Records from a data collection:

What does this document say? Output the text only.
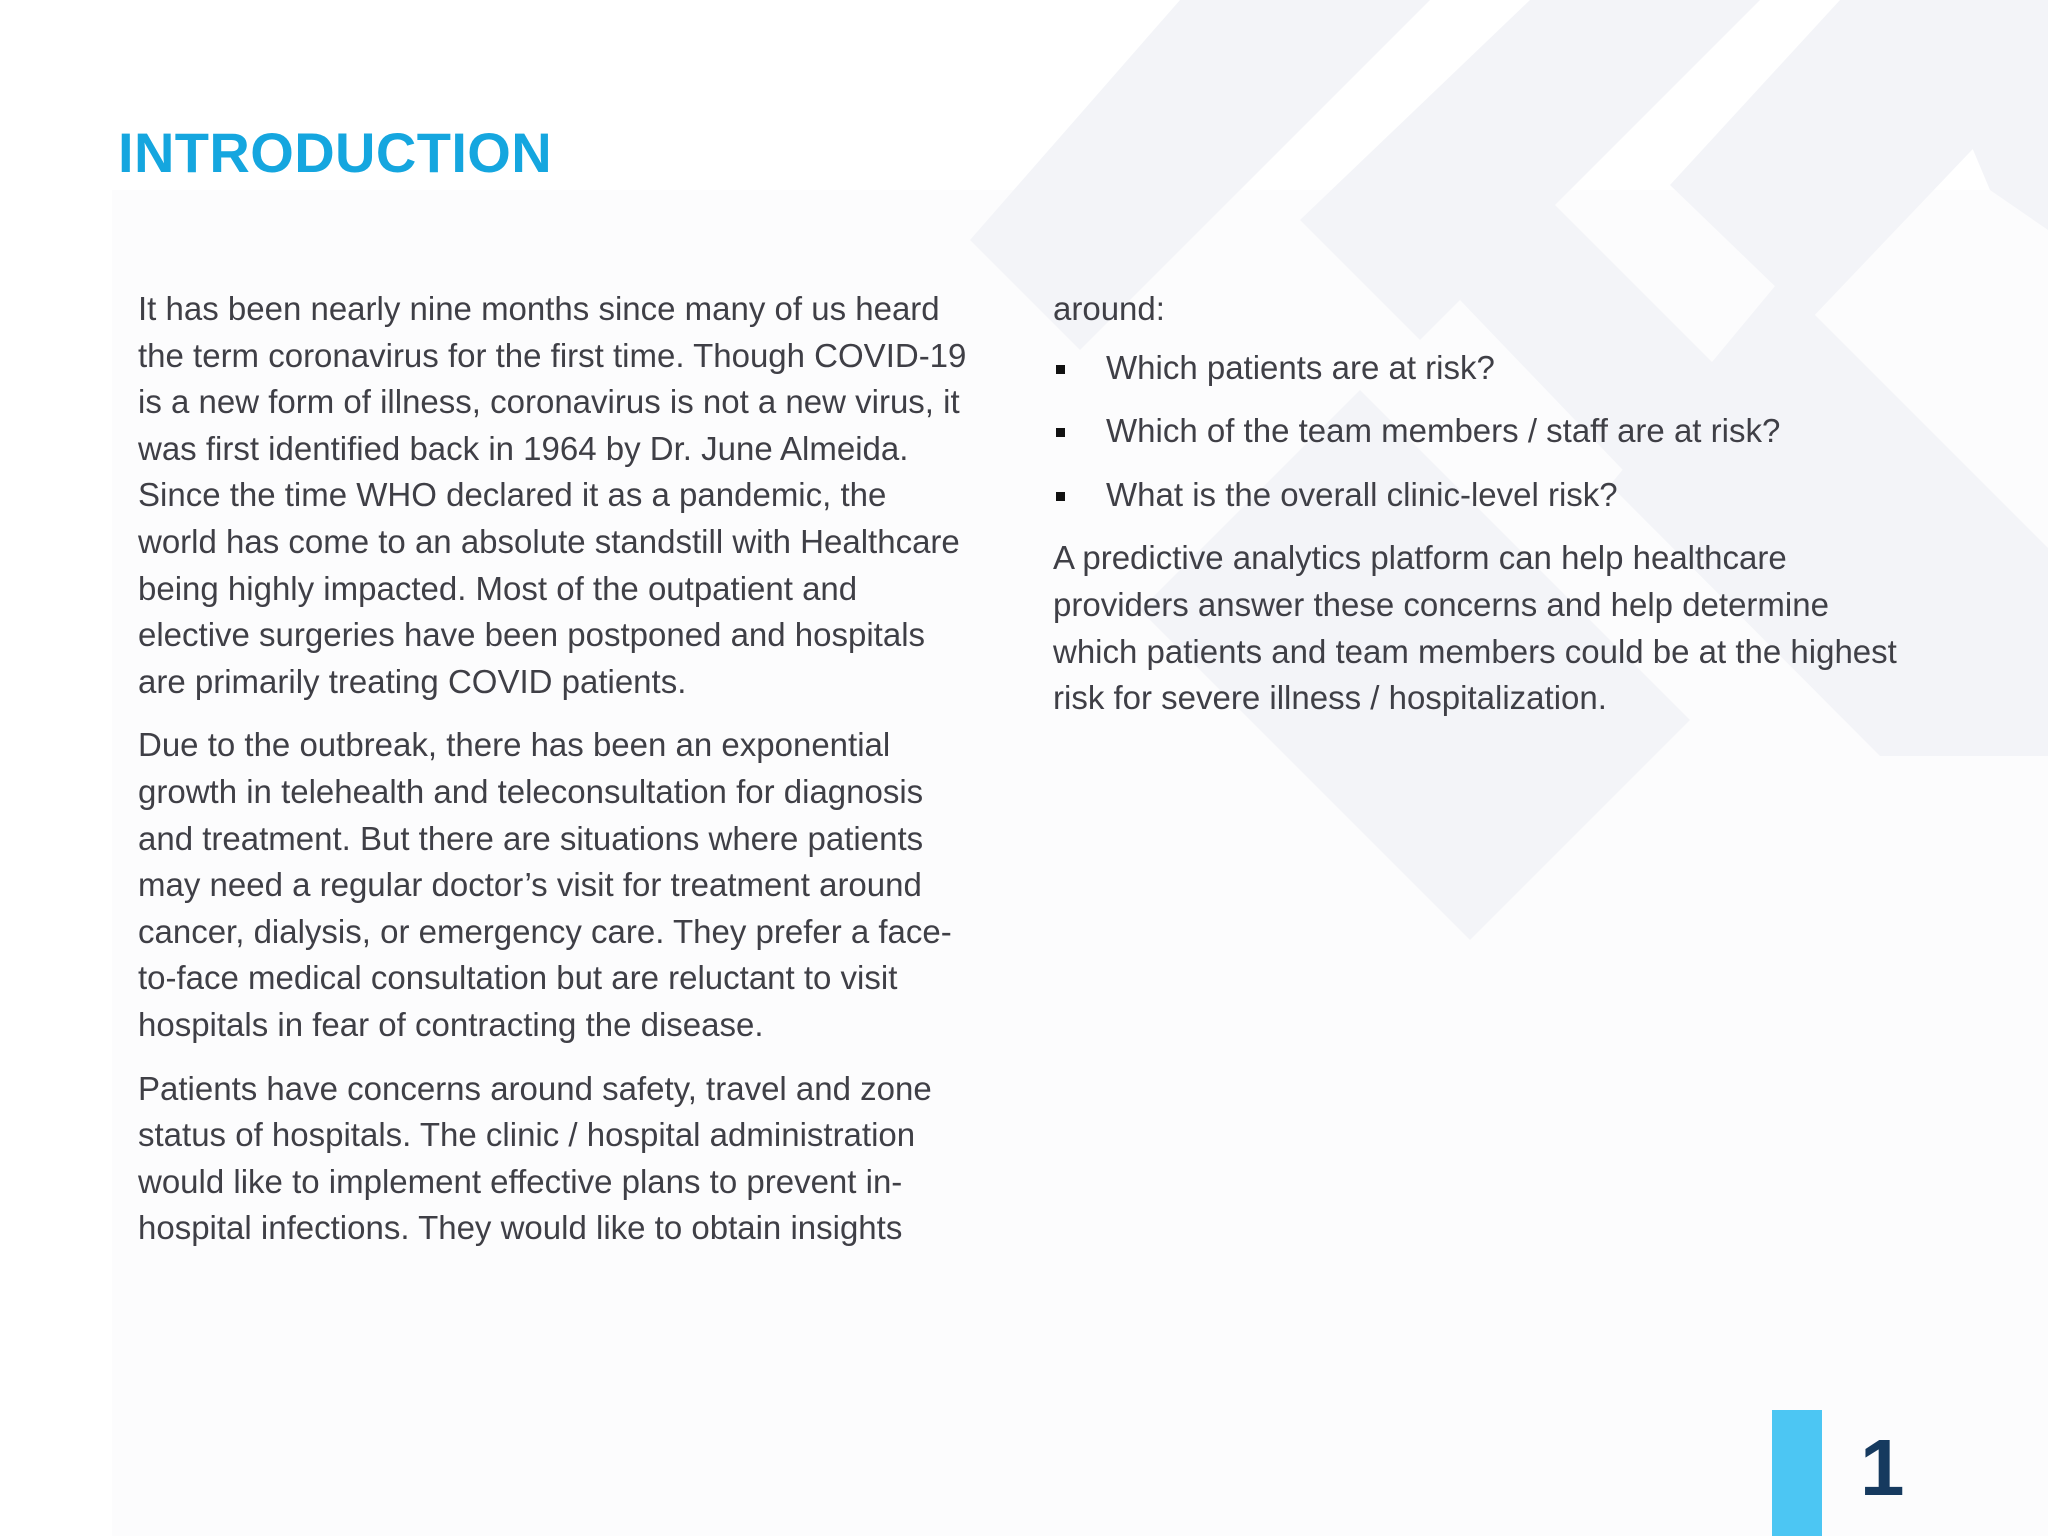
INTRODUCTION

It has been nearly nine months since many of us heard the term coronavirus for the first time. Though COVID-19 is a new form of illness, coronavirus is not a new virus, it was first identified back in 1964 by Dr. June Almeida. Since the time WHO declared it as a pandemic, the world has come to an absolute standstill with Healthcare being highly impacted. Most of the outpatient and elective surgeries have been postponed and hospitals are primarily treating COVID patients.

Due to the outbreak, there has been an exponential growth in telehealth and teleconsultation for diagnosis and treatment. But there are situations where patients may need a regular doctor’s visit for treatment around cancer, dialysis, or emergency care. They prefer a face-to-face medical consultation but are reluctant to visit hospitals in fear of contracting the disease.

Patients have concerns around safety, travel and zone status of hospitals. The clinic / hospital administration would like to implement effective plans to prevent in-hospital infections. They would like to obtain insights

around:

Which patients are at risk?
Which of the team members / staff are at risk?
What is the overall clinic-level risk?

A predictive analytics platform can help healthcare providers answer these concerns and help determine which patients and team members could be at the highest risk for severe illness / hospitalization.

1
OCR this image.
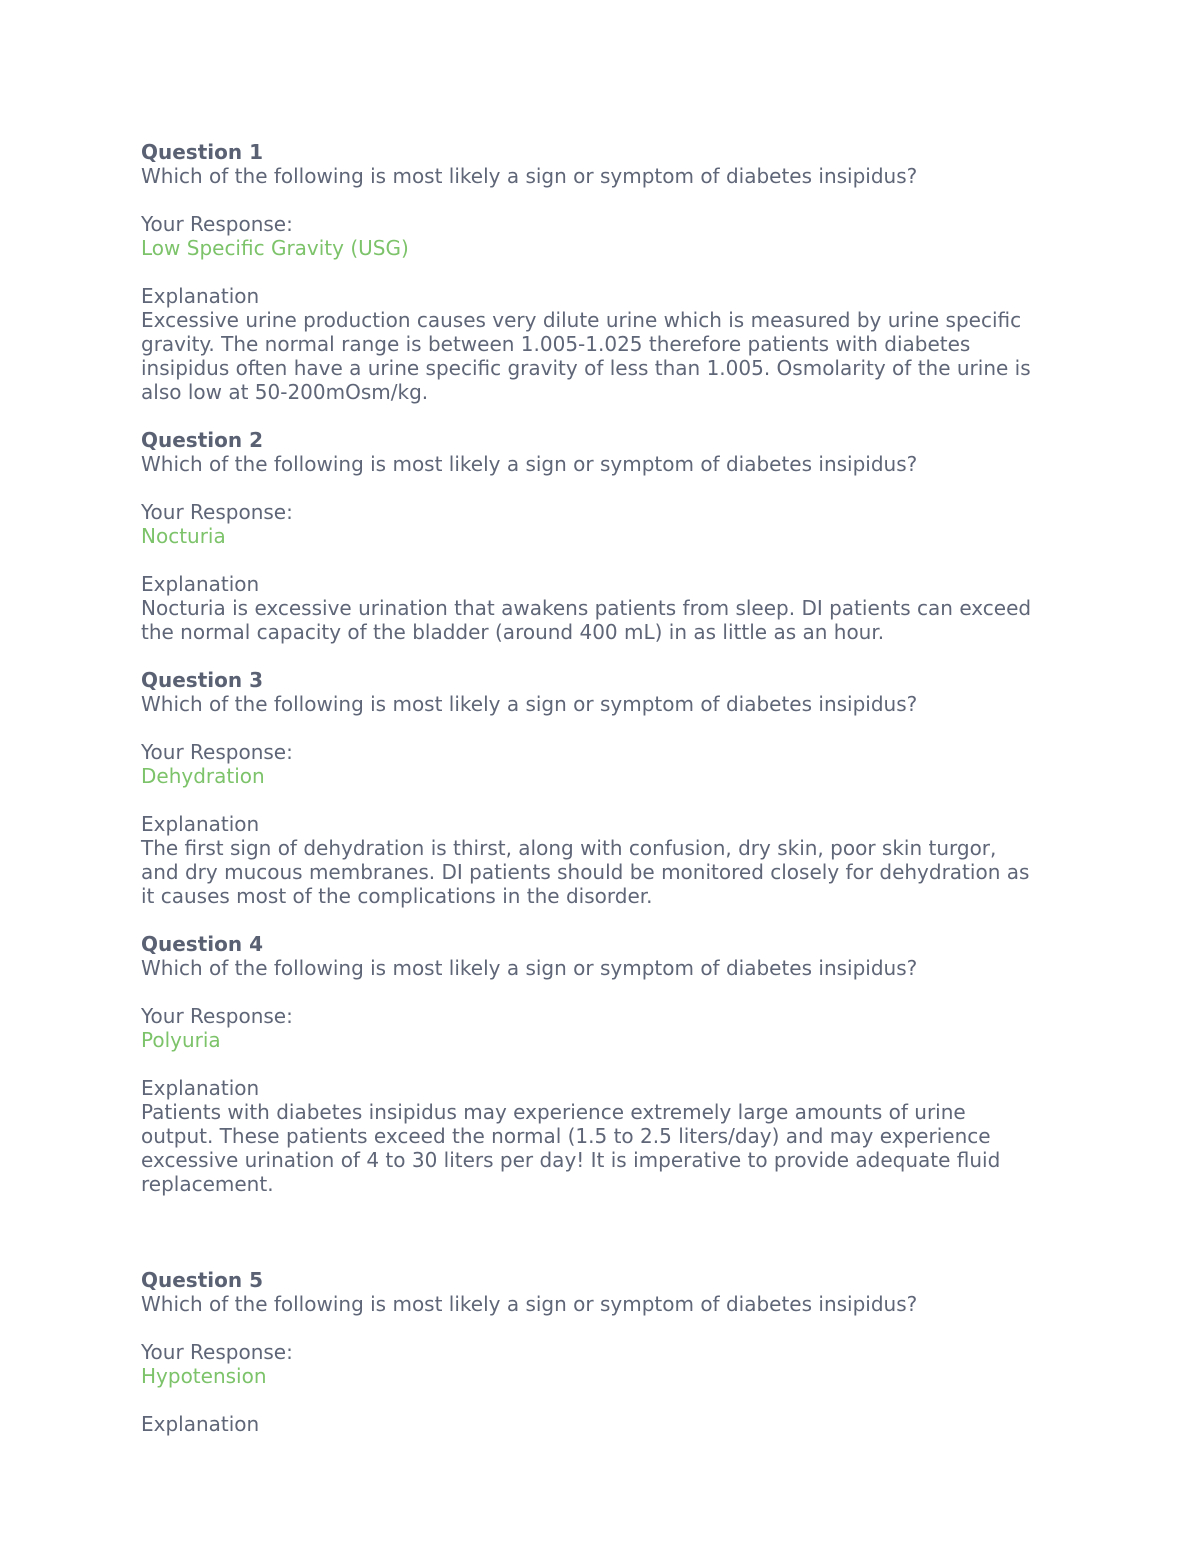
Question 1
Which of the following is most likely a sign or symptom of diabetes insipidus?
Your Response:
Low Specific Gravity (USG)
Explanation
Excessive urine production causes very dilute urine which is measured by urine specific
gravity. The normal range is between 1.005-1.025 therefore patients with diabetes
insipidus often have a urine specific gravity of less than 1.005. Osmolarity of the urine is
also low at 50-200mOsm/kg.
Question 2
Which of the following is most likely a sign or symptom of diabetes insipidus?
Your Response:
Nocturia
Explanation
Nocturia is excessive urination that awakens patients from sleep. DI patients can exceed
the normal capacity of the bladder (around 400 mL) in as little as an hour.
Question 3
Which of the following is most likely a sign or symptom of diabetes insipidus?
Your Response:
Dehydration
Explanation
The first sign of dehydration is thirst, along with confusion, dry skin, poor skin turgor,
and dry mucous membranes. DI patients should be monitored closely for dehydration as
it causes most of the complications in the disorder.
Question 4
Which of the following is most likely a sign or symptom of diabetes insipidus?
Your Response:
Polyuria
Explanation
Patients with diabetes insipidus may experience extremely large amounts of urine
output. These patients exceed the normal (1.5 to 2.5 liters/day) and may experience
excessive urination of 4 to 30 liters per day! It is imperative to provide adequate fluid
replacement.
Question 5
Which of the following is most likely a sign or symptom of diabetes insipidus?
Your Response:
Hypotension
Explanation
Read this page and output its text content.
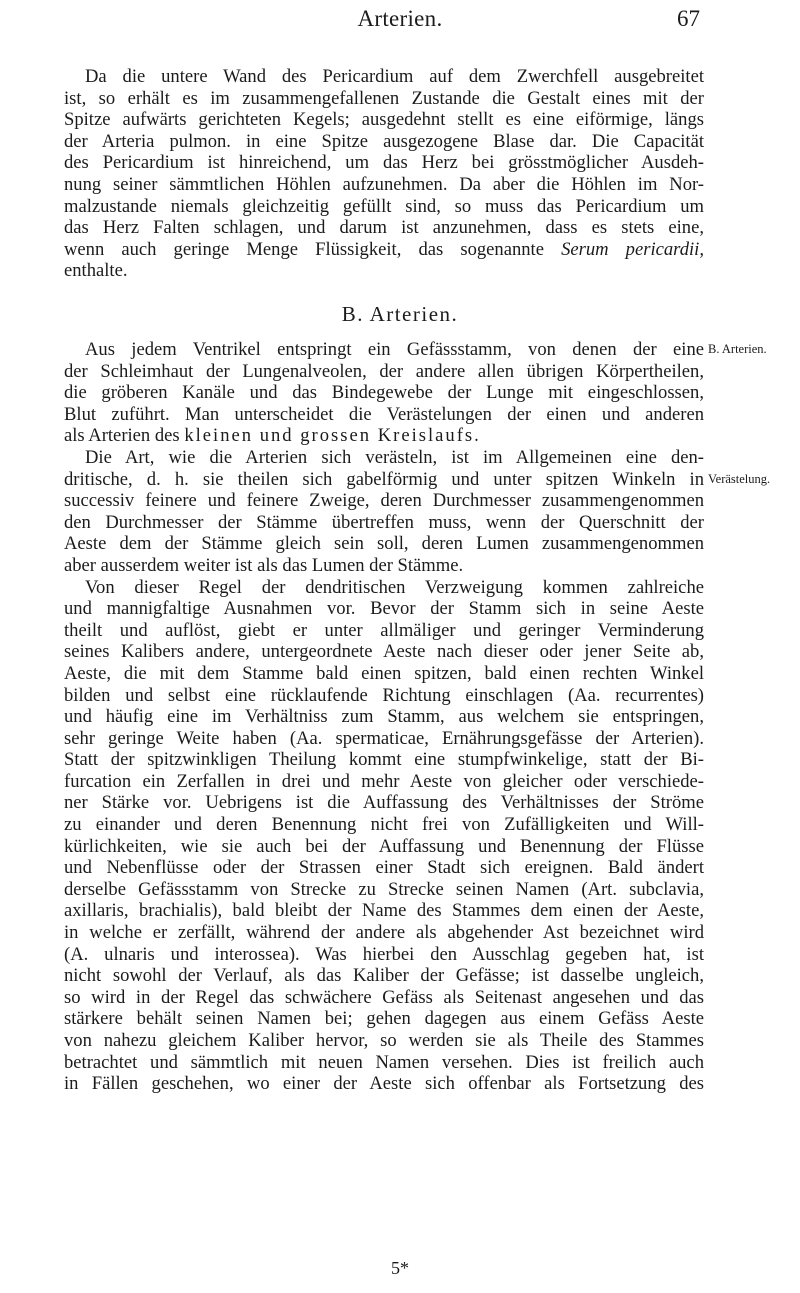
Arterien.	67
Da die untere Wand des Pericardium auf dem Zwerchfell ausgebreitet
ist, so erhält es im zusammengefallenen Zustande die Gestalt eines mit der
Spitze aufwärts gerichteten Kegels; ausgedehnt stellt es eine eiförmige, längs
der Arteria pulmon. in eine Spitze ausgezogene Blase dar. Die Capacität
des Pericardium ist hinreichend, um das Herz bei grösstmöglicher Ausdeh-
nung seiner sämmtlichen Höhlen aufzunehmen. Da aber die Höhlen im Nor-
malzustande niemals gleichzeitig gefüllt sind, so muss das Pericardium um
das Herz Falten schlagen, und darum ist anzunehmen, dass es stets eine,
wenn auch geringe Menge Flüssigkeit, das sogenannte Serum pericardii,
enthalte.
B. Arterien.
B. Arterien.
Verästelung.
Aus jedem Ventrikel entspringt ein Gefässstamm, von denen der eine
der Schleimhaut der Lungenalveolen, der andere allen übrigen Körpertheilen,
die gröberen Kanäle und das Bindegewebe der Lunge mit eingeschlossen,
Blut zuführt. Man unterscheidet die Verästelungen der einen und anderen
als Arterien des kleinen und grossen Kreislaufs.
Die Art, wie die Arterien sich verästeln, ist im Allgemeinen eine den-
dritische, d. h. sie theilen sich gabelförmig und unter spitzen Winkeln in
successiv feinere und feinere Zweige, deren Durchmesser zusammengenommen
den Durchmesser der Stämme übertreffen muss, wenn der Querschnitt der
Aeste dem der Stämme gleich sein soll, deren Lumen zusammengenommen
aber ausserdem weiter ist als das Lumen der Stämme.
Von dieser Regel der dendritischen Verzweigung kommen zahlreiche
und mannigfaltige Ausnahmen vor. Bevor der Stamm sich in seine Aeste
theilt und auflöst, giebt er unter allmäliger und geringer Verminderung
seines Kalibers andere, untergeordnete Aeste nach dieser oder jener Seite ab,
Aeste, die mit dem Stamme bald einen spitzen, bald einen rechten Winkel
bilden und selbst eine rücklaufende Richtung einschlagen (Aa. recurrentes)
und häufig eine im Verhältniss zum Stamm, aus welchem sie entspringen,
sehr geringe Weite haben (Aa. spermaticae, Ernährungsgefässe der Arterien).
Statt der spitzwinkligen Theilung kommt eine stumpfwinkelige, statt der Bi-
furcation ein Zerfallen in drei und mehr Aeste von gleicher oder verschiede-
ner Stärke vor. Uebrigens ist die Auffassung des Verhältnisses der Ströme
zu einander und deren Benennung nicht frei von Zufälligkeiten und Will-
kürlichkeiten, wie sie auch bei der Auffassung und Benennung der Flüsse
und Nebenflüsse oder der Strassen einer Stadt sich ereignen. Bald ändert
derselbe Gefässstamm von Strecke zu Strecke seinen Namen (Art. subclavia,
axillaris, brachialis), bald bleibt der Name des Stammes dem einen der Aeste,
in welche er zerfällt, während der andere als abgehender Ast bezeichnet wird
(A. ulnaris und interossea). Was hierbei den Ausschlag gegeben hat, ist
nicht sowohl der Verlauf, als das Kaliber der Gefässe; ist dasselbe ungleich,
so wird in der Regel das schwächere Gefäss als Seitenast angesehen und das
stärkere behält seinen Namen bei; gehen dagegen aus einem Gefäss Aeste
von nahezu gleichem Kaliber hervor, so werden sie als Theile des Stammes
betrachtet und sämmtlich mit neuen Namen versehen. Dies ist freilich auch
in Fällen geschehen, wo einer der Aeste sich offenbar als Fortsetzung des
5*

Exercise: From the data above, copy every line where "wenn" appears.

Result below:
wenn auch geringe Menge Flüssigkeit, das sogenannte Serum pericardii,
den Durchmesser der Stämme übertreffen muss, wenn der Querschnitt der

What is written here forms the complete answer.